Word for word, quote all of the material, omitting the pictures.

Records
## begin

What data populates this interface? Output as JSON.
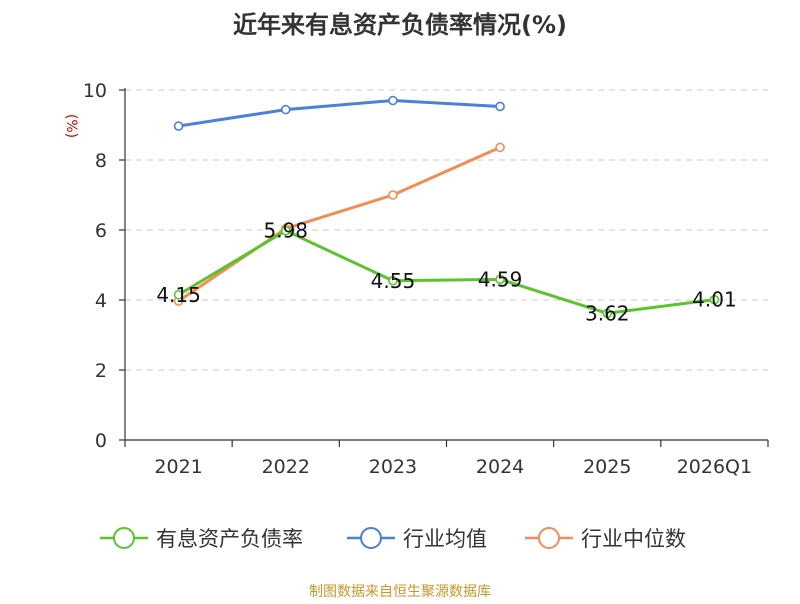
{
  "chart_data": {
    "type": "line",
    "title": "近年来有息资产负债率情况(%)",
    "ylabel": "(%)",
    "xlabel": "",
    "categories": [
      "2021",
      "2022",
      "2023",
      "2024",
      "2025",
      "2026Q1"
    ],
    "ylim": [
      0,
      10
    ],
    "yticks": [
      0,
      2,
      4,
      6,
      8,
      10
    ],
    "grid": true,
    "legend_position": "bottom",
    "series": [
      {
        "name": "有息资产负债率",
        "color": "#5ac42e",
        "values": [
          4.15,
          5.98,
          4.55,
          4.59,
          3.62,
          4.01
        ],
        "labels": [
          "4.15",
          "5.98",
          "4.55",
          "4.59",
          "3.62",
          "4.01"
        ]
      },
      {
        "name": "行业均值",
        "color": "#4a7fdb",
        "values": [
          8.97,
          9.44,
          9.7,
          9.53,
          null,
          null
        ]
      },
      {
        "name": "行业中位数",
        "color": "#f28d55",
        "values": [
          3.97,
          6.04,
          7.0,
          8.36,
          null,
          null
        ]
      }
    ],
    "source": "制图数据来自恒生聚源数据库",
    "title_color": "#333333",
    "ylabel_color": "#cc0000",
    "source_color": "#c9962a"
  }
}
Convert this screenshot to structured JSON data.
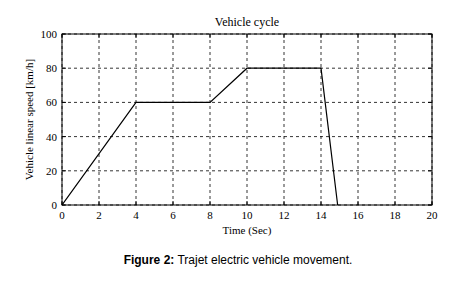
{
  "chart_data": {
    "type": "line",
    "title": "Vehicle cycle",
    "x_label": "Time (Sec)",
    "y_label": "Vehicle linear speed [km/h]",
    "caption": "Figure 2: Trajet electric vehicle movement.",
    "x": [
      0,
      4,
      8,
      10,
      14,
      14.9
    ],
    "values": [
      0,
      60,
      60,
      80,
      80,
      0
    ],
    "color": "#000000",
    "xlim": [
      0,
      20
    ],
    "xticks": [
      0,
      2,
      4,
      6,
      8,
      10,
      12,
      14,
      16,
      18,
      20
    ],
    "ylim": [
      0,
      100
    ],
    "yticks": [
      0,
      20,
      40,
      60,
      80,
      100
    ],
    "grid": true
  }
}
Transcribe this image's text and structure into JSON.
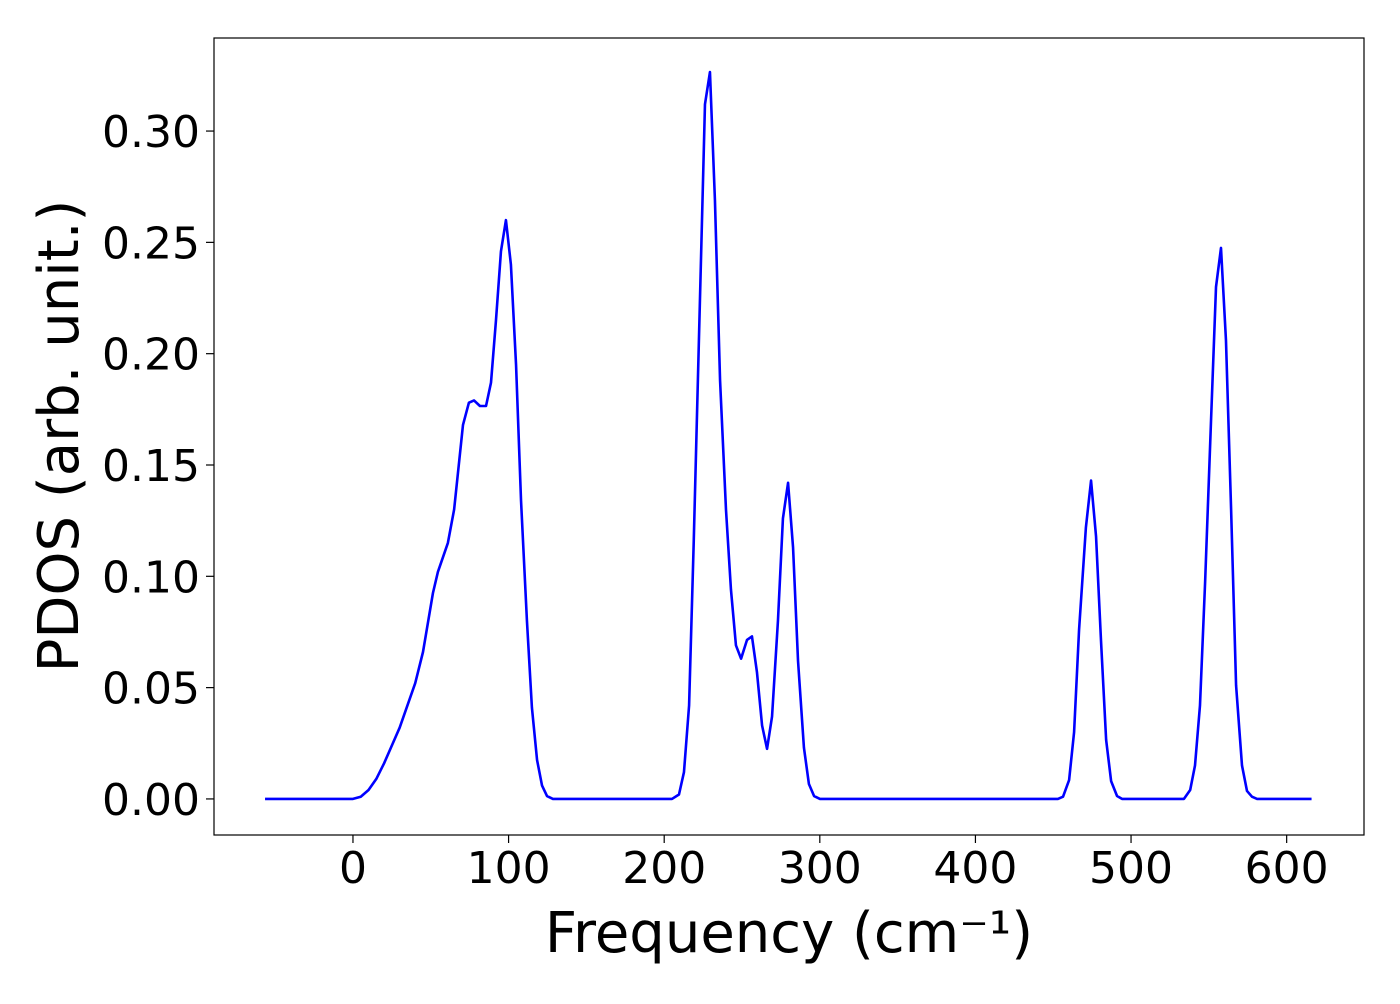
{
  "chart_data": {
    "type": "line",
    "xlabel": "Frequency (cm⁻¹)",
    "ylabel": "PDOS (arb. unit.)",
    "x": [
      -56.5,
      0,
      5,
      10,
      15,
      20,
      25,
      30,
      35,
      40,
      45,
      51.4,
      54.6,
      61,
      65,
      70.7,
      74.5,
      77.8,
      81.6,
      85.5,
      88.7,
      91.9,
      95.1,
      98.3,
      101.5,
      104.8,
      108,
      111.8,
      115,
      118.3,
      121.5,
      124.7,
      128.5,
      205,
      209.5,
      212.7,
      216,
      219,
      226.2,
      229.4,
      232.6,
      235.9,
      239.7,
      242.9,
      246.1,
      249.4,
      253.2,
      256.4,
      259.6,
      262.9,
      266.1,
      269.3,
      273.1,
      276.3,
      279.6,
      282.8,
      286,
      289.8,
      293,
      296.3,
      300.1,
      453,
      456.3,
      460.2,
      463.4,
      466.6,
      471,
      474.3,
      477.5,
      480.7,
      484,
      487.2,
      491,
      494.2,
      534,
      538,
      541.1,
      544.3,
      547.6,
      551.4,
      554.6,
      557.8,
      561,
      564.3,
      567.5,
      571.3,
      574.5,
      577.7,
      581,
      616
    ],
    "series": [
      {
        "name": "PDOS",
        "color": "#0000ff",
        "values": [
          0,
          0,
          0.001,
          0.004,
          0.009,
          0.016,
          0.024,
          0.032,
          0.042,
          0.052,
          0.066,
          0.0925,
          0.102,
          0.115,
          0.13,
          0.168,
          0.178,
          0.179,
          0.1765,
          0.1765,
          0.187,
          0.215,
          0.246,
          0.26,
          0.24,
          0.195,
          0.134,
          0.08,
          0.041,
          0.0175,
          0.006,
          0.0013,
          0,
          0,
          0.002,
          0.012,
          0.042,
          0.116,
          0.312,
          0.3265,
          0.269,
          0.188,
          0.13,
          0.094,
          0.069,
          0.063,
          0.0714,
          0.073,
          0.057,
          0.033,
          0.0225,
          0.037,
          0.08,
          0.126,
          0.142,
          0.113,
          0.062,
          0.023,
          0.0067,
          0.0013,
          0,
          0,
          0.001,
          0.0085,
          0.03,
          0.076,
          0.122,
          0.143,
          0.118,
          0.071,
          0.0265,
          0.008,
          0.0013,
          0,
          0,
          0.004,
          0.015,
          0.042,
          0.0975,
          0.17,
          0.23,
          0.2475,
          0.206,
          0.13,
          0.051,
          0.015,
          0.0036,
          0.001,
          0,
          0
        ]
      }
    ],
    "xlim": [
      -89.3,
      649.7
    ],
    "ylim": [
      -0.0162,
      0.3418
    ],
    "xticks": [
      0,
      100,
      200,
      300,
      400,
      500,
      600
    ],
    "yticks": [
      {
        "value": 0,
        "label": "0.00"
      },
      {
        "value": 0.05,
        "label": "0.05"
      },
      {
        "value": 0.1,
        "label": "0.10"
      },
      {
        "value": 0.15,
        "label": "0.15"
      },
      {
        "value": 0.2,
        "label": "0.20"
      },
      {
        "value": 0.25,
        "label": "0.25"
      },
      {
        "value": 0.3,
        "label": "0.30"
      }
    ],
    "grid": false
  }
}
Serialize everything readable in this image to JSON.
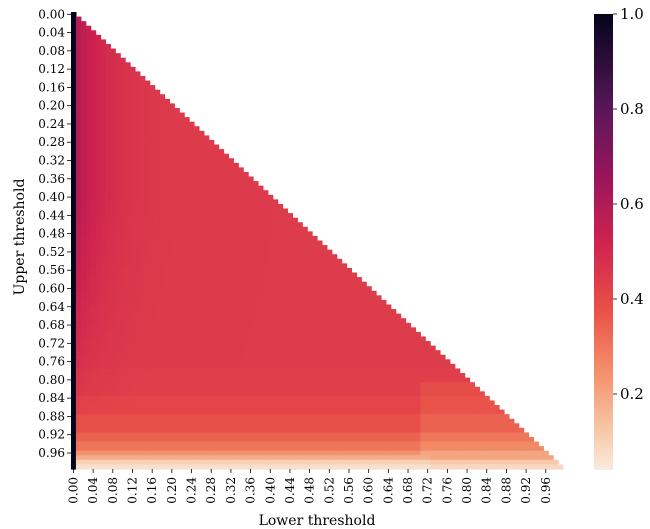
{
  "chart_data": {
    "type": "heatmap",
    "title": "",
    "xlabel": "Lower threshold",
    "ylabel": "Upper threshold",
    "mask": "lower-triangle only (cells where upper threshold > lower threshold are drawn)",
    "grid_step": 0.01,
    "grid_range": [
      0.0,
      0.99
    ],
    "x_tick_labels": [
      "0.00",
      "0.04",
      "0.08",
      "0.12",
      "0.16",
      "0.20",
      "0.24",
      "0.28",
      "0.32",
      "0.36",
      "0.40",
      "0.44",
      "0.48",
      "0.52",
      "0.56",
      "0.60",
      "0.64",
      "0.68",
      "0.72",
      "0.76",
      "0.80",
      "0.84",
      "0.88",
      "0.92",
      "0.96"
    ],
    "y_tick_labels": [
      "0.00",
      "0.04",
      "0.08",
      "0.12",
      "0.16",
      "0.20",
      "0.24",
      "0.28",
      "0.32",
      "0.36",
      "0.40",
      "0.44",
      "0.48",
      "0.52",
      "0.56",
      "0.60",
      "0.64",
      "0.68",
      "0.72",
      "0.76",
      "0.80",
      "0.84",
      "0.88",
      "0.92",
      "0.96"
    ],
    "colormap": "rocket_r",
    "colorbar": {
      "range": [
        0.04,
        1.0
      ],
      "ticks": [
        "0.2",
        "0.4",
        "0.6",
        "0.8",
        "1.0"
      ],
      "tick_values": [
        0.2,
        0.4,
        0.6,
        0.8,
        1.0
      ]
    },
    "approx_values": {
      "upper_0.99_row": 0.07,
      "upper_0.98_row": 0.12,
      "upper_0.96_row": 0.24,
      "upper_0.92_row": 0.33,
      "upper_0.85_row": 0.4,
      "typical_interior": 0.45,
      "interior_near_left_mid": 0.55,
      "lower_0.00_column": 1.0,
      "lower_0.01_column_mid": 0.62
    }
  }
}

## end

* Solution below
What data populates this interface? Output as JSON.
{
  "chart_data": {
    "type": "line",
    "title": "近年来有息资产负债率情况(%)",
    "ylabel": "(%)",
    "xlabel": "",
    "categories": [
      "2021",
      "2022",
      "2023",
      "2024",
      "2025",
      "2026Q1"
    ],
    "ylim": [
      0,
      10
    ],
    "yticks": [
      0,
      2,
      4,
      6,
      8,
      10
    ],
    "grid": true,
    "legend_position": "bottom",
    "series": [
      {
        "name": "有息资产负债率",
        "color": "#5ac42e",
        "values": [
          4.15,
          5.98,
          4.55,
          4.59,
          3.62,
          4.01
        ],
        "labels": [
          "4.15",
          "5.98",
          "4.55",
          "4.59",
          "3.62",
          "4.01"
        ]
      },
      {
        "name": "行业均值",
        "color": "#4a7fdb",
        "values": [
          8.97,
          9.44,
          9.7,
          9.53,
          null,
          null
        ]
      },
      {
        "name": "行业中位数",
        "color": "#f28d55",
        "values": [
          3.97,
          6.04,
          7.0,
          8.36,
          null,
          null
        ]
      }
    ],
    "source": "制图数据来自恒生聚源数据库",
    "title_color": "#333333",
    "ylabel_color": "#cc0000",
    "source_color": "#c9962a"
  }
}
Convert this screenshot to structured JSON data.
{
  "chart_data": {
    "type": "line",
    "title": "Vehicle cycle",
    "x_label": "Time (Sec)",
    "y_label": "Vehicle linear speed [km/h]",
    "caption": "Figure 2: Trajet electric vehicle movement.",
    "x": [
      0,
      4,
      8,
      10,
      14,
      14.9
    ],
    "values": [
      0,
      60,
      60,
      80,
      80,
      0
    ],
    "color": "#000000",
    "xlim": [
      0,
      20
    ],
    "xticks": [
      0,
      2,
      4,
      6,
      8,
      10,
      12,
      14,
      16,
      18,
      20
    ],
    "ylim": [
      0,
      100
    ],
    "yticks": [
      0,
      20,
      40,
      60,
      80,
      100
    ],
    "grid": true
  }
}
Transcribe this image's text and structure into JSON.
{
  "chart_data": {
    "type": "line",
    "xlabel": "Frequency (cm⁻¹)",
    "ylabel": "PDOS (arb. unit.)",
    "x": [
      -56.5,
      0,
      5,
      10,
      15,
      20,
      25,
      30,
      35,
      40,
      45,
      51.4,
      54.6,
      61,
      65,
      70.7,
      74.5,
      77.8,
      81.6,
      85.5,
      88.7,
      91.9,
      95.1,
      98.3,
      101.5,
      104.8,
      108,
      111.8,
      115,
      118.3,
      121.5,
      124.7,
      128.5,
      205,
      209.5,
      212.7,
      216,
      219,
      226.2,
      229.4,
      232.6,
      235.9,
      239.7,
      242.9,
      246.1,
      249.4,
      253.2,
      256.4,
      259.6,
      262.9,
      266.1,
      269.3,
      273.1,
      276.3,
      279.6,
      282.8,
      286,
      289.8,
      293,
      296.3,
      300.1,
      453,
      456.3,
      460.2,
      463.4,
      466.6,
      471,
      474.3,
      477.5,
      480.7,
      484,
      487.2,
      491,
      494.2,
      534,
      538,
      541.1,
      544.3,
      547.6,
      551.4,
      554.6,
      557.8,
      561,
      564.3,
      567.5,
      571.3,
      574.5,
      577.7,
      581,
      616
    ],
    "series": [
      {
        "name": "PDOS",
        "color": "#0000ff",
        "values": [
          0,
          0,
          0.001,
          0.004,
          0.009,
          0.016,
          0.024,
          0.032,
          0.042,
          0.052,
          0.066,
          0.0925,
          0.102,
          0.115,
          0.13,
          0.168,
          0.178,
          0.179,
          0.1765,
          0.1765,
          0.187,
          0.215,
          0.246,
          0.26,
          0.24,
          0.195,
          0.134,
          0.08,
          0.041,
          0.0175,
          0.006,
          0.0013,
          0,
          0,
          0.002,
          0.012,
          0.042,
          0.116,
          0.312,
          0.3265,
          0.269,
          0.188,
          0.13,
          0.094,
          0.069,
          0.063,
          0.0714,
          0.073,
          0.057,
          0.033,
          0.0225,
          0.037,
          0.08,
          0.126,
          0.142,
          0.113,
          0.062,
          0.023,
          0.0067,
          0.0013,
          0,
          0,
          0.001,
          0.0085,
          0.03,
          0.076,
          0.122,
          0.143,
          0.118,
          0.071,
          0.0265,
          0.008,
          0.0013,
          0,
          0,
          0.004,
          0.015,
          0.042,
          0.0975,
          0.17,
          0.23,
          0.2475,
          0.206,
          0.13,
          0.051,
          0.015,
          0.0036,
          0.001,
          0,
          0
        ]
      }
    ],
    "xlim": [
      -89.3,
      649.7
    ],
    "ylim": [
      -0.0162,
      0.3418
    ],
    "xticks": [
      0,
      100,
      200,
      300,
      400,
      500,
      600
    ],
    "yticks": [
      {
        "value": 0,
        "label": "0.00"
      },
      {
        "value": 0.05,
        "label": "0.05"
      },
      {
        "value": 0.1,
        "label": "0.10"
      },
      {
        "value": 0.15,
        "label": "0.15"
      },
      {
        "value": 0.2,
        "label": "0.20"
      },
      {
        "value": 0.25,
        "label": "0.25"
      },
      {
        "value": 0.3,
        "label": "0.30"
      }
    ],
    "grid": false
  }
}
Serialize everything readable in this image to JSON.
{
  "chart_data": {
    "type": "heatmap",
    "title": "",
    "xlabel": "Lower threshold",
    "ylabel": "Upper threshold",
    "mask": "lower-triangle only (cells where upper threshold > lower threshold are drawn)",
    "grid_step": 0.01,
    "grid_range": [
      0.0,
      0.99
    ],
    "x_tick_labels": [
      "0.00",
      "0.04",
      "0.08",
      "0.12",
      "0.16",
      "0.20",
      "0.24",
      "0.28",
      "0.32",
      "0.36",
      "0.40",
      "0.44",
      "0.48",
      "0.52",
      "0.56",
      "0.60",
      "0.64",
      "0.68",
      "0.72",
      "0.76",
      "0.80",
      "0.84",
      "0.88",
      "0.92",
      "0.96"
    ],
    "y_tick_labels": [
      "0.00",
      "0.04",
      "0.08",
      "0.12",
      "0.16",
      "0.20",
      "0.24",
      "0.28",
      "0.32",
      "0.36",
      "0.40",
      "0.44",
      "0.48",
      "0.52",
      "0.56",
      "0.60",
      "0.64",
      "0.68",
      "0.72",
      "0.76",
      "0.80",
      "0.84",
      "0.88",
      "0.92",
      "0.96"
    ],
    "colormap": "rocket_r",
    "colorbar": {
      "range": [
        0.04,
        1.0
      ],
      "ticks": [
        "0.2",
        "0.4",
        "0.6",
        "0.8",
        "1.0"
      ],
      "tick_values": [
        0.2,
        0.4,
        0.6,
        0.8,
        1.0
      ]
    },
    "approx_values": {
      "upper_0.99_row": 0.07,
      "upper_0.98_row": 0.12,
      "upper_0.96_row": 0.24,
      "upper_0.92_row": 0.33,
      "upper_0.85_row": 0.4,
      "typical_interior": 0.45,
      "interior_near_left_mid": 0.55,
      "lower_0.00_column": 1.0,
      "lower_0.01_column_mid": 0.62
    }
  }
}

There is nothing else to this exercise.